§ **Exercise**: Every entry must be given again exactly.

§ **Stored records**:
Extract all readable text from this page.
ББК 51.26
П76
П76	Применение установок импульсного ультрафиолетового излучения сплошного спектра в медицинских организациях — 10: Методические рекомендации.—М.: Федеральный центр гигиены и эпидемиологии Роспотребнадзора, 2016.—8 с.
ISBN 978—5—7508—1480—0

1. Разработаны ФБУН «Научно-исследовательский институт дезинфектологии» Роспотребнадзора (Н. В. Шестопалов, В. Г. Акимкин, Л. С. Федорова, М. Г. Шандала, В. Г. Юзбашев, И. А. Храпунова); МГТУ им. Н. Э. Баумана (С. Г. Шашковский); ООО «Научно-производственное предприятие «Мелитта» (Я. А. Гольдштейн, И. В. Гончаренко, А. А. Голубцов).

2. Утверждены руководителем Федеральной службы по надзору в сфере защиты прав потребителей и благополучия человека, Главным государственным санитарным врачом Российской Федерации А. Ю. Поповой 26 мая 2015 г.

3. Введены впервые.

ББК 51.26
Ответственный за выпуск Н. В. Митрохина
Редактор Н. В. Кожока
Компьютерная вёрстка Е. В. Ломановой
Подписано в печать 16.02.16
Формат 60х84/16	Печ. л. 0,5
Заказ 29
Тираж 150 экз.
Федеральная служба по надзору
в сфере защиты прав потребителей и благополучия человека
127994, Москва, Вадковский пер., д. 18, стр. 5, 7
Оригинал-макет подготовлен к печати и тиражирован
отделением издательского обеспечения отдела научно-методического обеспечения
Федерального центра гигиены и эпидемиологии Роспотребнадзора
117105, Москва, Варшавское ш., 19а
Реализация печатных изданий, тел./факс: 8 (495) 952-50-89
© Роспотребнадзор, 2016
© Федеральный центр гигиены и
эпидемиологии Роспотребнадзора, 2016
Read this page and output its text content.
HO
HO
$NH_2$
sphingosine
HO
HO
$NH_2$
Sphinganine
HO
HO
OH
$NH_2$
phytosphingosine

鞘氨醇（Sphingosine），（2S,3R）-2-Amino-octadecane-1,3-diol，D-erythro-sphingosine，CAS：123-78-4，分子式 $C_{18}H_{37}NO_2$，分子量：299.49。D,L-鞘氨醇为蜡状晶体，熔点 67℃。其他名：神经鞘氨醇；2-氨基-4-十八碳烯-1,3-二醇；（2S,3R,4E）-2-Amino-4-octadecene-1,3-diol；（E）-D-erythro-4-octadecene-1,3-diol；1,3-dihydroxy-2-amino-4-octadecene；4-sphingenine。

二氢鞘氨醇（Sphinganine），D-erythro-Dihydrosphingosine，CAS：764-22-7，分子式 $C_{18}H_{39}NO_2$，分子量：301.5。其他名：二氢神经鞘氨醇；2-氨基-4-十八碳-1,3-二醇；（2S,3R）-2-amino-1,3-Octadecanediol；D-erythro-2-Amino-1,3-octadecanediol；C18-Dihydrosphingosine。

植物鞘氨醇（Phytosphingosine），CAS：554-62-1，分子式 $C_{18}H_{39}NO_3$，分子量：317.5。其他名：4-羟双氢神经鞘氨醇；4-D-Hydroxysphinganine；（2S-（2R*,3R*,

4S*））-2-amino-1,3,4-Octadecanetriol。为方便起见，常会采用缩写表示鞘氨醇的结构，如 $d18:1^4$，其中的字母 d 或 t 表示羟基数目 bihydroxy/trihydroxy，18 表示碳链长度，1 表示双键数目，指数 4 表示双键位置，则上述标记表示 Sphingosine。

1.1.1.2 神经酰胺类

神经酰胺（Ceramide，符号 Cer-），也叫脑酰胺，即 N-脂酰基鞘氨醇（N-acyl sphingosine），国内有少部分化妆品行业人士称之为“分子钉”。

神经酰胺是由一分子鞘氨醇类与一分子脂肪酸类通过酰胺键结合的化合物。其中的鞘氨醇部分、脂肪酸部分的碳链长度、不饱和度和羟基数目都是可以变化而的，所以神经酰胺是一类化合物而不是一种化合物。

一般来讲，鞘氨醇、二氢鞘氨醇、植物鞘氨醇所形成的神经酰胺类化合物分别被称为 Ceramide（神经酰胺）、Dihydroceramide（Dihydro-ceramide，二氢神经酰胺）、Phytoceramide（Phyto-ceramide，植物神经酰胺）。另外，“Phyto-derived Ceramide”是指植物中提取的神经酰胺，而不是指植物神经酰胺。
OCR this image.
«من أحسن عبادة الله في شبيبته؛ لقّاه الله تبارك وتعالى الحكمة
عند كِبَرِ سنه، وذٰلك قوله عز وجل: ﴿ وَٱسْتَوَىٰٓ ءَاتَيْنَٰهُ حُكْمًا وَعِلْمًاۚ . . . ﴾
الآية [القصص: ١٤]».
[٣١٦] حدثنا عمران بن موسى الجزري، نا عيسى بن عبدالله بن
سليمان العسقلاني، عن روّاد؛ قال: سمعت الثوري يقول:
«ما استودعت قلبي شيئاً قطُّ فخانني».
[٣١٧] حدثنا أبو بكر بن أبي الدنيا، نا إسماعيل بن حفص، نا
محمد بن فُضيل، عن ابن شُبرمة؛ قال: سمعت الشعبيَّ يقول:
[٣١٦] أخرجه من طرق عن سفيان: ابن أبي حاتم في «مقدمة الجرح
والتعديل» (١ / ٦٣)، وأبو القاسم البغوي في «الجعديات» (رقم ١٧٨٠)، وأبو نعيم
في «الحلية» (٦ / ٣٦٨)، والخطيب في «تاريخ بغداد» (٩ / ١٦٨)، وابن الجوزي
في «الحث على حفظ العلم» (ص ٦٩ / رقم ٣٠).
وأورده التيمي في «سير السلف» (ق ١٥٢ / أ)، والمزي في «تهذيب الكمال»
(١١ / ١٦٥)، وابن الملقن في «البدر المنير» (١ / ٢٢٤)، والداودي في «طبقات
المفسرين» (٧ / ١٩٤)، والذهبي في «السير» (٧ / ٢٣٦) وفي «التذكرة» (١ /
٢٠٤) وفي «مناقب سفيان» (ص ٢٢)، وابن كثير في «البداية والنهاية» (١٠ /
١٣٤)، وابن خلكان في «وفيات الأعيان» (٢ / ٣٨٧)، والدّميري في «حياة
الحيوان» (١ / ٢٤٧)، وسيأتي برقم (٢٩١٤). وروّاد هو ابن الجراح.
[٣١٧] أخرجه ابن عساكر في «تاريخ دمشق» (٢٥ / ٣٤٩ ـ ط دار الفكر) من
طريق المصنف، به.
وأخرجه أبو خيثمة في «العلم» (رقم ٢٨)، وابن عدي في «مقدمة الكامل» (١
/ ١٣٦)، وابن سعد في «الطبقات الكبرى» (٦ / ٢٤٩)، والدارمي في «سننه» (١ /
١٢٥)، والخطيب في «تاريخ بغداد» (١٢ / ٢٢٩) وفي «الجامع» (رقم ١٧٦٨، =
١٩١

§ **Full solution**:
Extract all readable text from this page.
ББК 51.26
П76
П76	Применение установок импульсного ультрафиолетового излучения сплошного спектра в медицинских организациях — 10: Методические рекомендации.—М.: Федеральный центр гигиены и эпидемиологии Роспотребнадзора, 2016.—8 с.
ISBN 978—5—7508—1480—0

1. Разработаны ФБУН «Научно-исследовательский институт дезинфектологии» Роспотребнадзора (Н. В. Шестопалов, В. Г. Акимкин, Л. С. Федорова, М. Г. Шандала, В. Г. Юзбашев, И. А. Храпунова); МГТУ им. Н. Э. Баумана (С. Г. Шашковский); ООО «Научно-производственное предприятие «Мелитта» (Я. А. Гольдштейн, И. В. Гончаренко, А. А. Голубцов).

2. Утверждены руководителем Федеральной службы по надзору в сфере защиты прав потребителей и благополучия человека, Главным государственным санитарным врачом Российской Федерации А. Ю. Поповой 26 мая 2015 г.

3. Введены впервые.

ББК 51.26
Ответственный за выпуск Н. В. Митрохина
Редактор Н. В. Кожока
Компьютерная вёрстка Е. В. Ломановой
Подписано в печать 16.02.16
Формат 60х84/16	Печ. л. 0,5
Заказ 29
Тираж 150 экз.
Федеральная служба по надзору
в сфере защиты прав потребителей и благополучия человека
127994, Москва, Вадковский пер., д. 18, стр. 5, 7
Оригинал-макет подготовлен к печати и тиражирован
отделением издательского обеспечения отдела научно-методического обеспечения
Федерального центра гигиены и эпидемиологии Роспотребнадзора
117105, Москва, Варшавское ш., 19а
Реализация печатных изданий, тел./факс: 8 (495) 952-50-89
© Роспотребнадзор, 2016
© Федеральный центр гигиены и
эпидемиологии Роспотребнадзора, 2016
Read this page and output its text content.
HO
HO
$NH_2$
sphingosine
HO
HO
$NH_2$
Sphinganine
HO
HO
OH
$NH_2$
phytosphingosine

鞘氨醇（Sphingosine），（2S,3R）-2-Amino-octadecane-1,3-diol，D-erythro-sphingosine，CAS：123-78-4，分子式 $C_{18}H_{37}NO_2$，分子量：299.49。D,L-鞘氨醇为蜡状晶体，熔点 67℃。其他名：神经鞘氨醇；2-氨基-4-十八碳烯-1,3-二醇；（2S,3R,4E）-2-Amino-4-octadecene-1,3-diol；（E）-D-erythro-4-octadecene-1,3-diol；1,3-dihydroxy-2-amino-4-octadecene；4-sphingenine。

二氢鞘氨醇（Sphinganine），D-erythro-Dihydrosphingosine，CAS：764-22-7，分子式 $C_{18}H_{39}NO_2$，分子量：301.5。其他名：二氢神经鞘氨醇；2-氨基-4-十八碳-1,3-二醇；（2S,3R）-2-amino-1,3-Octadecanediol；D-erythro-2-Amino-1,3-octadecanediol；C18-Dihydrosphingosine。

植物鞘氨醇（Phytosphingosine），CAS：554-62-1，分子式 $C_{18}H_{39}NO_3$，分子量：317.5。其他名：4-羟双氢神经鞘氨醇；4-D-Hydroxysphinganine；（2S-（2R*,3R*,

4S*））-2-amino-1,3,4-Octadecanetriol。为方便起见，常会采用缩写表示鞘氨醇的结构，如 $d18:1^4$，其中的字母 d 或 t 表示羟基数目 bihydroxy/trihydroxy，18 表示碳链长度，1 表示双键数目，指数 4 表示双键位置，则上述标记表示 Sphingosine。

1.1.1.2 神经酰胺类

神经酰胺（Ceramide，符号 Cer-），也叫脑酰胺，即 N-脂酰基鞘氨醇（N-acyl sphingosine），国内有少部分化妆品行业人士称之为“分子钉”。

神经酰胺是由一分子鞘氨醇类与一分子脂肪酸类通过酰胺键结合的化合物。其中的鞘氨醇部分、脂肪酸部分的碳链长度、不饱和度和羟基数目都是可以变化而的，所以神经酰胺是一类化合物而不是一种化合物。

一般来讲，鞘氨醇、二氢鞘氨醇、植物鞘氨醇所形成的神经酰胺类化合物分别被称为 Ceramide（神经酰胺）、Dihydroceramide（Dihydro-ceramide，二氢神经酰胺）、Phytoceramide（Phyto-ceramide，植物神经酰胺）。另外，“Phyto-derived Ceramide”是指植物中提取的神经酰胺，而不是指植物神经酰胺。
OCR this image.
«من أحسن عبادة الله في شبيبته؛ لقّاه الله تبارك وتعالى الحكمة
عند كِبَرِ سنه، وذٰلك قوله عز وجل: ﴿ وَٱسْتَوَىٰٓ ءَاتَيْنَٰهُ حُكْمًا وَعِلْمًاۚ . . . ﴾
الآية [القصص: ١٤]».
[٣١٦] حدثنا عمران بن موسى الجزري، نا عيسى بن عبدالله بن
سليمان العسقلاني، عن روّاد؛ قال: سمعت الثوري يقول:
«ما استودعت قلبي شيئاً قطُّ فخانني».
[٣١٧] حدثنا أبو بكر بن أبي الدنيا، نا إسماعيل بن حفص، نا
محمد بن فُضيل، عن ابن شُبرمة؛ قال: سمعت الشعبيَّ يقول:
[٣١٦] أخرجه من طرق عن سفيان: ابن أبي حاتم في «مقدمة الجرح
والتعديل» (١ / ٦٣)، وأبو القاسم البغوي في «الجعديات» (رقم ١٧٨٠)، وأبو نعيم
في «الحلية» (٦ / ٣٦٨)، والخطيب في «تاريخ بغداد» (٩ / ١٦٨)، وابن الجوزي
في «الحث على حفظ العلم» (ص ٦٩ / رقم ٣٠).
وأورده التيمي في «سير السلف» (ق ١٥٢ / أ)، والمزي في «تهذيب الكمال»
(١١ / ١٦٥)، وابن الملقن في «البدر المنير» (١ / ٢٢٤)، والداودي في «طبقات
المفسرين» (٧ / ١٩٤)، والذهبي في «السير» (٧ / ٢٣٦) وفي «التذكرة» (١ /
٢٠٤) وفي «مناقب سفيان» (ص ٢٢)، وابن كثير في «البداية والنهاية» (١٠ /
١٣٤)، وابن خلكان في «وفيات الأعيان» (٢ / ٣٨٧)، والدّميري في «حياة
الحيوان» (١ / ٢٤٧)، وسيأتي برقم (٢٩١٤). وروّاد هو ابن الجراح.
[٣١٧] أخرجه ابن عساكر في «تاريخ دمشق» (٢٥ / ٣٤٩ ـ ط دار الفكر) من
طريق المصنف، به.
وأخرجه أبو خيثمة في «العلم» (رقم ٢٨)، وابن عدي في «مقدمة الكامل» (١
/ ١٣٦)، وابن سعد في «الطبقات الكبرى» (٦ / ٢٤٩)، والدارمي في «سننه» (١ /
١٢٥)، والخطيب في «تاريخ بغداد» (١٢ / ٢٢٩) وفي «الجامع» (رقم ١٧٦٨، =
١٩١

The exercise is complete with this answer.